> **EXERCISE DESCRIPTION**: Repeat each entry as written and leave the images out of the copy.

[Figure collection entries]
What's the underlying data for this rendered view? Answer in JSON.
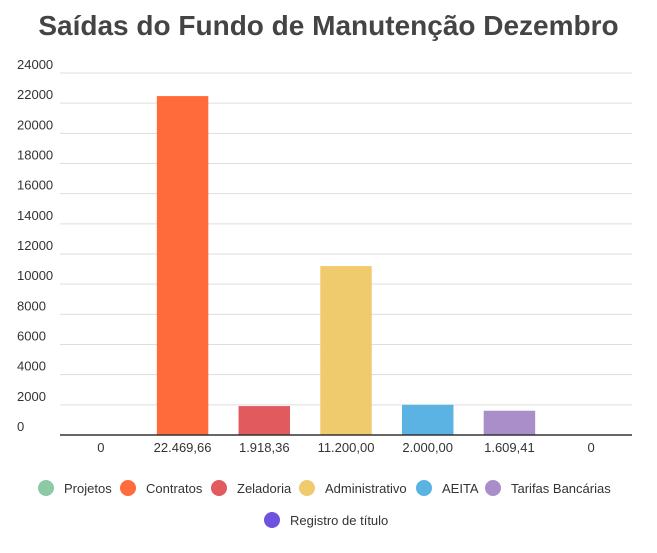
{
  "chart_data": {
    "type": "bar",
    "title": "Saídas do Fundo de Manutenção Dezembro",
    "xlabel": "",
    "ylabel": "",
    "ylim": [
      0,
      24000
    ],
    "yticks": [
      0,
      2000,
      4000,
      6000,
      8000,
      10000,
      12000,
      14000,
      16000,
      18000,
      20000,
      22000,
      24000
    ],
    "grid": true,
    "legend_position": "bottom",
    "categories": [
      "Projetos",
      "Contratos",
      "Zeladoria",
      "Administrativo",
      "AEITA",
      "Tarifas Bancárias",
      "Registro de título"
    ],
    "values": [
      0,
      22469.66,
      1918.36,
      11200.0,
      2000.0,
      1609.41,
      0
    ],
    "data_labels": [
      "0",
      "22.469,66",
      "1.918,36",
      "11.200,00",
      "2.000,00",
      "1.609,41",
      "0"
    ],
    "colors": [
      "#8ec9a6",
      "#ff6b3b",
      "#e05a5e",
      "#f0cb6e",
      "#5bb3e3",
      "#a98ec9",
      "#6d52e0"
    ]
  }
}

> **THE RESPONSE**:
What's the underlying data for this rendered view? Answer in JSON.
{
  "chart_data": {
    "type": "bar",
    "title": "Saídas do Fundo de Manutenção Dezembro",
    "xlabel": "",
    "ylabel": "",
    "ylim": [
      0,
      24000
    ],
    "yticks": [
      0,
      2000,
      4000,
      6000,
      8000,
      10000,
      12000,
      14000,
      16000,
      18000,
      20000,
      22000,
      24000
    ],
    "grid": true,
    "legend_position": "bottom",
    "categories": [
      "Projetos",
      "Contratos",
      "Zeladoria",
      "Administrativo",
      "AEITA",
      "Tarifas Bancárias",
      "Registro de título"
    ],
    "values": [
      0,
      22469.66,
      1918.36,
      11200.0,
      2000.0,
      1609.41,
      0
    ],
    "data_labels": [
      "0",
      "22.469,66",
      "1.918,36",
      "11.200,00",
      "2.000,00",
      "1.609,41",
      "0"
    ],
    "colors": [
      "#8ec9a6",
      "#ff6b3b",
      "#e05a5e",
      "#f0cb6e",
      "#5bb3e3",
      "#a98ec9",
      "#6d52e0"
    ]
  }
}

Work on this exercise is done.